● **Goal of the exercise**:
Please rewrite the material below, swapping every "bookmark-button" for "save-button" and keeping everything else the same.

(Spatial layout entries)
════

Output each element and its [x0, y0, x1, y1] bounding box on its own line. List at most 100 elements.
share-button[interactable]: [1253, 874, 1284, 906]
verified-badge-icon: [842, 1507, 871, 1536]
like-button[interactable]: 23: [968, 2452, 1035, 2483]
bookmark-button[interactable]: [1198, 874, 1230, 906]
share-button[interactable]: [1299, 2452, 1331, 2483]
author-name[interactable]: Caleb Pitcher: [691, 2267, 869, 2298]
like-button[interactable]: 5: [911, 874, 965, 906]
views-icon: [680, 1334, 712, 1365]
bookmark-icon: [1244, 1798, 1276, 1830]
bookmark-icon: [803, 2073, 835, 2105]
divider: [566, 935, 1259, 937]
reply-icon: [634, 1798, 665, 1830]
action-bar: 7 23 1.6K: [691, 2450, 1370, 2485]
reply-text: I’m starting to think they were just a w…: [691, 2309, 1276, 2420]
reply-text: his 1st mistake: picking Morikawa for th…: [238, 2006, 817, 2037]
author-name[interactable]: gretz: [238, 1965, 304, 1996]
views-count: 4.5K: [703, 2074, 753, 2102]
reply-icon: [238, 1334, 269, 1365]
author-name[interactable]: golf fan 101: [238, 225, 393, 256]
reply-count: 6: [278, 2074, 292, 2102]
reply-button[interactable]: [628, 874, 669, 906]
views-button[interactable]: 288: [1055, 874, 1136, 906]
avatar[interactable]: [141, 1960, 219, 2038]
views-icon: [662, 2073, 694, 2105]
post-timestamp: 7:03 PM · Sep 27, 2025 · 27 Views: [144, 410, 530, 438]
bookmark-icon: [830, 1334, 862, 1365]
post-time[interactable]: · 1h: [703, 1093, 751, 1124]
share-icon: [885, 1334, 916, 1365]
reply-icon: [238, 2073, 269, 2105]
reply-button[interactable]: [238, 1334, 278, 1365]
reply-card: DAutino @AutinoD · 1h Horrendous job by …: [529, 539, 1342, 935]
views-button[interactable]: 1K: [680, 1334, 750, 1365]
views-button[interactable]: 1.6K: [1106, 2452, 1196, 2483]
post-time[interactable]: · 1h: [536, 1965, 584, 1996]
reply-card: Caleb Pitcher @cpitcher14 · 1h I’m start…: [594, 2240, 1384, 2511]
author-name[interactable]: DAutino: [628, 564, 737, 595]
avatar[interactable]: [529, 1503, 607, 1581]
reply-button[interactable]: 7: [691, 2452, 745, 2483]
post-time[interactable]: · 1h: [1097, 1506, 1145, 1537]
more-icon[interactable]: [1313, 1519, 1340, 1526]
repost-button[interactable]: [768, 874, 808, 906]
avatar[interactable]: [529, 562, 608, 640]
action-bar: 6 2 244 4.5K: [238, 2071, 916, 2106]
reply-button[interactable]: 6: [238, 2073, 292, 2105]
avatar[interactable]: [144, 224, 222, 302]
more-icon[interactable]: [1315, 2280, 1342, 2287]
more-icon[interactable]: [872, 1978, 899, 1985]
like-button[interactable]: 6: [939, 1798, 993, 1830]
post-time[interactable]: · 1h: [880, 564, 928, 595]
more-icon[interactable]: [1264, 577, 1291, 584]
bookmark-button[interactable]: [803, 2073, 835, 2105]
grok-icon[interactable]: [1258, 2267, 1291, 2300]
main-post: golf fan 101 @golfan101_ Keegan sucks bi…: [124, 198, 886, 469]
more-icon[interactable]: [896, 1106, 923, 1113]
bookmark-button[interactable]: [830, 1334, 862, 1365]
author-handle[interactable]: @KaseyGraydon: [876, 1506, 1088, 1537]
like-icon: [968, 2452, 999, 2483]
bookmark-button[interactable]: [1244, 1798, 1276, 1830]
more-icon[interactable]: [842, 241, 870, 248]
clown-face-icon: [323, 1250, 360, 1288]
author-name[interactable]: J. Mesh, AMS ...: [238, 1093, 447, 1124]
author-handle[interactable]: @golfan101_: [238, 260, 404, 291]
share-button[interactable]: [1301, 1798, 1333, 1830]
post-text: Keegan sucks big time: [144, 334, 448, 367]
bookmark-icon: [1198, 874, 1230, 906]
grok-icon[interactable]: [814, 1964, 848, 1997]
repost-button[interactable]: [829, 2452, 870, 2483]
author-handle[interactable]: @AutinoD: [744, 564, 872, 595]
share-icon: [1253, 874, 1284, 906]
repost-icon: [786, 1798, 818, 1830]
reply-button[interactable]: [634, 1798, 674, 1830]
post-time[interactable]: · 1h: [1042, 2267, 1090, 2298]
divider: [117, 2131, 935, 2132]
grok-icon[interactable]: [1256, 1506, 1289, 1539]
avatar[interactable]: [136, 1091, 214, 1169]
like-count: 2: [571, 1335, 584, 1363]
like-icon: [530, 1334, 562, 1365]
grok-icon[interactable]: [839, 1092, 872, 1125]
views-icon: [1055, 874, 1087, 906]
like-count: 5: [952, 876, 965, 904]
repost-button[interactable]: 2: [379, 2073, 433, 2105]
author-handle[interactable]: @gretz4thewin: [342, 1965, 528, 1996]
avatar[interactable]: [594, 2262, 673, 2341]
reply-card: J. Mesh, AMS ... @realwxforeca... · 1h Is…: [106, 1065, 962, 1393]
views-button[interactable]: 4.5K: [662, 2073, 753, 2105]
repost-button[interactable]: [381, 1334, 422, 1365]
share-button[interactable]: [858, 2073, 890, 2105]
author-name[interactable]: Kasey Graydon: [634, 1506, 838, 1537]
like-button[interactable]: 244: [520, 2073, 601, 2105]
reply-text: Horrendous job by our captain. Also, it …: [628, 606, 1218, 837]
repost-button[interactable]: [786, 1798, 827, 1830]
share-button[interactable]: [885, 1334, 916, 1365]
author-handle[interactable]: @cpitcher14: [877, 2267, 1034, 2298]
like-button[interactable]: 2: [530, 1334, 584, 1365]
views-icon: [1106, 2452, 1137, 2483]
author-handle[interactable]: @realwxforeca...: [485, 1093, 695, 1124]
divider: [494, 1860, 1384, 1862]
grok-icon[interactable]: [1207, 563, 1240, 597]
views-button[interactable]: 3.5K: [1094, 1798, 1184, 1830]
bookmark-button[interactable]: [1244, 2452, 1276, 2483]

════

● **Task solution**:
Output each element and its [x0, y0, x1, y1] bounding box on its own line. List at most 100 elements.
share-button[interactable]: [1253, 874, 1284, 906]
verified-badge-icon: [842, 1507, 871, 1536]
like-button[interactable]: 23: [968, 2452, 1035, 2483]
save-button[interactable]: [1198, 874, 1230, 906]
share-button[interactable]: [1299, 2452, 1331, 2483]
author-name[interactable]: Caleb Pitcher: [691, 2267, 869, 2298]
like-button[interactable]: 5: [911, 874, 965, 906]
views-icon: [680, 1334, 712, 1365]
bookmark-icon: [1244, 1798, 1276, 1830]
bookmark-icon: [803, 2073, 835, 2105]
divider: [566, 935, 1259, 937]
reply-icon: [634, 1798, 665, 1830]
action-bar: 7 23 1.6K: [691, 2450, 1370, 2485]
reply-text: I’m starting to think they were just a w…: [691, 2309, 1276, 2420]
reply-text: his 1st mistake: picking Morikawa for th…: [238, 2006, 817, 2037]
author-name[interactable]: gretz: [238, 1965, 304, 1996]
views-count: 4.5K: [703, 2074, 753, 2102]
reply-icon: [238, 1334, 269, 1365]
author-name[interactable]: golf fan 101: [238, 225, 393, 256]
reply-count: 6: [278, 2074, 292, 2102]
reply-button[interactable]: [628, 874, 669, 906]
views-button[interactable]: 288: [1055, 874, 1136, 906]
avatar[interactable]: [141, 1960, 219, 2038]
views-icon: [662, 2073, 694, 2105]
post-timestamp: 7:03 PM · Sep 27, 2025 · 27 Views: [144, 410, 530, 438]
bookmark-icon: [830, 1334, 862, 1365]
post-time[interactable]: · 1h: [703, 1093, 751, 1124]
share-icon: [885, 1334, 916, 1365]
reply-icon: [238, 2073, 269, 2105]
reply-button[interactable]: [238, 1334, 278, 1365]
reply-card: DAutino @AutinoD · 1h Horrendous job by …: [529, 539, 1342, 935]
views-button[interactable]: 1K: [680, 1334, 750, 1365]
views-button[interactable]: 1.6K: [1106, 2452, 1196, 2483]
post-time[interactable]: · 1h: [536, 1965, 584, 1996]
reply-card: Caleb Pitcher @cpitcher14 · 1h I’m start…: [594, 2240, 1384, 2511]
author-name[interactable]: DAutino: [628, 564, 737, 595]
avatar[interactable]: [529, 1503, 607, 1581]
reply-button[interactable]: 7: [691, 2452, 745, 2483]
post-time[interactable]: · 1h: [1097, 1506, 1145, 1537]
more-icon[interactable]: [1313, 1519, 1340, 1526]
repost-button[interactable]: [768, 874, 808, 906]
avatar[interactable]: [529, 562, 608, 640]
action-bar: 6 2 244 4.5K: [238, 2071, 916, 2106]
reply-button[interactable]: 6: [238, 2073, 292, 2105]
avatar[interactable]: [144, 224, 222, 302]
more-icon[interactable]: [1315, 2280, 1342, 2287]
more-icon[interactable]: [872, 1978, 899, 1985]
like-button[interactable]: 6: [939, 1798, 993, 1830]
post-time[interactable]: · 1h: [880, 564, 928, 595]
more-icon[interactable]: [1264, 577, 1291, 584]
save-button[interactable]: [803, 2073, 835, 2105]
grok-icon[interactable]: [1258, 2267, 1291, 2300]
main-post: golf fan 101 @golfan101_ Keegan sucks bi…: [124, 198, 886, 469]
more-icon[interactable]: [896, 1106, 923, 1113]
save-button[interactable]: [830, 1334, 862, 1365]
author-handle[interactable]: @KaseyGraydon: [876, 1506, 1088, 1537]
like-icon: [968, 2452, 999, 2483]
save-button[interactable]: [1244, 1798, 1276, 1830]
more-icon[interactable]: [842, 241, 870, 248]
clown-face-icon: [323, 1250, 360, 1288]
author-name[interactable]: J. Mesh, AMS ...: [238, 1093, 447, 1124]
author-handle[interactable]: @golfan101_: [238, 260, 404, 291]
share-button[interactable]: [1301, 1798, 1333, 1830]
post-text: Keegan sucks big time: [144, 334, 448, 367]
bookmark-icon: [1198, 874, 1230, 906]
grok-icon[interactable]: [814, 1964, 848, 1997]
repost-button[interactable]: [829, 2452, 870, 2483]
author-handle[interactable]: @AutinoD: [744, 564, 872, 595]
share-icon: [1253, 874, 1284, 906]
repost-icon: [786, 1798, 818, 1830]
reply-button[interactable]: [634, 1798, 674, 1830]
post-time[interactable]: · 1h: [1042, 2267, 1090, 2298]
divider: [117, 2131, 935, 2132]
grok-icon[interactable]: [1256, 1506, 1289, 1539]
avatar[interactable]: [136, 1091, 214, 1169]
like-count: 2: [571, 1335, 584, 1363]
like-icon: [530, 1334, 562, 1365]
grok-icon[interactable]: [839, 1092, 872, 1125]
views-icon: [1055, 874, 1087, 906]
like-count: 5: [952, 876, 965, 904]
repost-button[interactable]: 2: [379, 2073, 433, 2105]
author-handle[interactable]: @gretz4thewin: [342, 1965, 528, 1996]
avatar[interactable]: [594, 2262, 673, 2341]
reply-card: J. Mesh, AMS ... @realwxforeca... · 1h Is…: [106, 1065, 962, 1393]
views-button[interactable]: 4.5K: [662, 2073, 753, 2105]
repost-button[interactable]: [381, 1334, 422, 1365]
share-button[interactable]: [858, 2073, 890, 2105]
author-name[interactable]: Kasey Graydon: [634, 1506, 838, 1537]
like-button[interactable]: 244: [520, 2073, 601, 2105]
reply-text: Horrendous job by our captain. Also, it …: [628, 606, 1218, 837]
repost-button[interactable]: [786, 1798, 827, 1830]
share-button[interactable]: [885, 1334, 916, 1365]
author-handle[interactable]: @cpitcher14: [877, 2267, 1034, 2298]
like-button[interactable]: 2: [530, 1334, 584, 1365]
views-icon: [1106, 2452, 1137, 2483]
author-handle[interactable]: @realwxforeca...: [485, 1093, 695, 1124]
divider: [494, 1860, 1384, 1862]
grok-icon[interactable]: [1207, 563, 1240, 597]
views-button[interactable]: 3.5K: [1094, 1798, 1184, 1830]
save-button[interactable]: [1244, 2452, 1276, 2483]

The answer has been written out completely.